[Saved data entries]
------------

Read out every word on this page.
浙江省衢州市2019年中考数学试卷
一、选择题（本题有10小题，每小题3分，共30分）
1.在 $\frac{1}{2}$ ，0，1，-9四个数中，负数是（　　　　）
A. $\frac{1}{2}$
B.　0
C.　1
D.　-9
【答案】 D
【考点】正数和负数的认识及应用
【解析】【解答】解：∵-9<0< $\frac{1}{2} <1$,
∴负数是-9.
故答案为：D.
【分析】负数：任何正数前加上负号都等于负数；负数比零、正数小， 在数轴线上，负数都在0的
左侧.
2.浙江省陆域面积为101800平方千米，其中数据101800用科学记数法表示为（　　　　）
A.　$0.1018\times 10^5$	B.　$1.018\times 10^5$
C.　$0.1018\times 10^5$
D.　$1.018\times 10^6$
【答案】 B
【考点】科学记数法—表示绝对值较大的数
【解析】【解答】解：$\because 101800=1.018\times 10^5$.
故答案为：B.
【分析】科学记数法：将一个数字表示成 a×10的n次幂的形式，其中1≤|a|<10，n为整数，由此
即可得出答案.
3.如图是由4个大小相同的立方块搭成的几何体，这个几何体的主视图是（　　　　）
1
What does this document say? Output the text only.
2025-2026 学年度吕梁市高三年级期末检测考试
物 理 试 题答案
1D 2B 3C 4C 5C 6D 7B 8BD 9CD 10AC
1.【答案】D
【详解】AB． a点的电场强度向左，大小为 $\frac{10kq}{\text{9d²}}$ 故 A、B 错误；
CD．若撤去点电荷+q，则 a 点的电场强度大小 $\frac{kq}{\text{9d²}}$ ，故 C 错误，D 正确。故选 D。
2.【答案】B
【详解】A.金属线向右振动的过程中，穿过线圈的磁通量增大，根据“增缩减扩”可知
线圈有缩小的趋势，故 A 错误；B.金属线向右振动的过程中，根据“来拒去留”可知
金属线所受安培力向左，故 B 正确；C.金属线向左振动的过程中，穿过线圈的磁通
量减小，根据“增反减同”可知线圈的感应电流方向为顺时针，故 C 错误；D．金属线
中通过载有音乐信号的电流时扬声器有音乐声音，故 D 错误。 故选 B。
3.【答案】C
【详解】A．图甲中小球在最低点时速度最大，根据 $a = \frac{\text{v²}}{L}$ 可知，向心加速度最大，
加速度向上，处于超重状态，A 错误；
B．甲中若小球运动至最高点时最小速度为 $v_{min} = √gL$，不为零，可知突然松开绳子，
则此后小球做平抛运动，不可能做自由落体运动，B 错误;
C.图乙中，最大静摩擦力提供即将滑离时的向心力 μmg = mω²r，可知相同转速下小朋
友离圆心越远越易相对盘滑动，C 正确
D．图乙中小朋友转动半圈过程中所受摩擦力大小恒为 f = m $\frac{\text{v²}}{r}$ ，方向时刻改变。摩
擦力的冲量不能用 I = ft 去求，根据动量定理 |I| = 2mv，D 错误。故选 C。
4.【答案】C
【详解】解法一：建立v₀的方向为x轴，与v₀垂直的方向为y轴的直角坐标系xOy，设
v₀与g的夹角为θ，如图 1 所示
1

------------

- [EXERCISE TASK]:
From the line with "What does this" to the last line of the material, give every line again exactly, and only those lines.

- [WRITTEN RESPONSE]:
What does this document say? Output the text only.
2025-2026 学年度吕梁市高三年级期末检测考试
物 理 试 题答案
1D 2B 3C 4C 5C 6D 7B 8BD 9CD 10AC
1.【答案】D
【详解】AB． a点的电场强度向左，大小为 $\frac{10kq}{\text{9d²}}$ 故 A、B 错误；
CD．若撤去点电荷+q，则 a 点的电场强度大小 $\frac{kq}{\text{9d²}}$ ，故 C 错误，D 正确。故选 D。
2.【答案】B
【详解】A.金属线向右振动的过程中，穿过线圈的磁通量增大，根据“增缩减扩”可知
线圈有缩小的趋势，故 A 错误；B.金属线向右振动的过程中，根据“来拒去留”可知
金属线所受安培力向左，故 B 正确；C.金属线向左振动的过程中，穿过线圈的磁通
量减小，根据“增反减同”可知线圈的感应电流方向为顺时针，故 C 错误；D．金属线
中通过载有音乐信号的电流时扬声器有音乐声音，故 D 错误。 故选 B。
3.【答案】C
【详解】A．图甲中小球在最低点时速度最大，根据 $a = \frac{\text{v²}}{L}$ 可知，向心加速度最大，
加速度向上，处于超重状态，A 错误；
B．甲中若小球运动至最高点时最小速度为 $v_{min} = √gL$，不为零，可知突然松开绳子，
则此后小球做平抛运动，不可能做自由落体运动，B 错误;
C.图乙中，最大静摩擦力提供即将滑离时的向心力 μmg = mω²r，可知相同转速下小朋
友离圆心越远越易相对盘滑动，C 正确
D．图乙中小朋友转动半圈过程中所受摩擦力大小恒为 f = m $\frac{\text{v²}}{r}$ ，方向时刻改变。摩
擦力的冲量不能用 I = ft 去求，根据动量定理 |I| = 2mv，D 错误。故选 C。
4.【答案】C
【详解】解法一：建立v₀的方向为x轴，与v₀垂直的方向为y轴的直角坐标系xOy，设
v₀与g的夹角为θ，如图 1 所示
1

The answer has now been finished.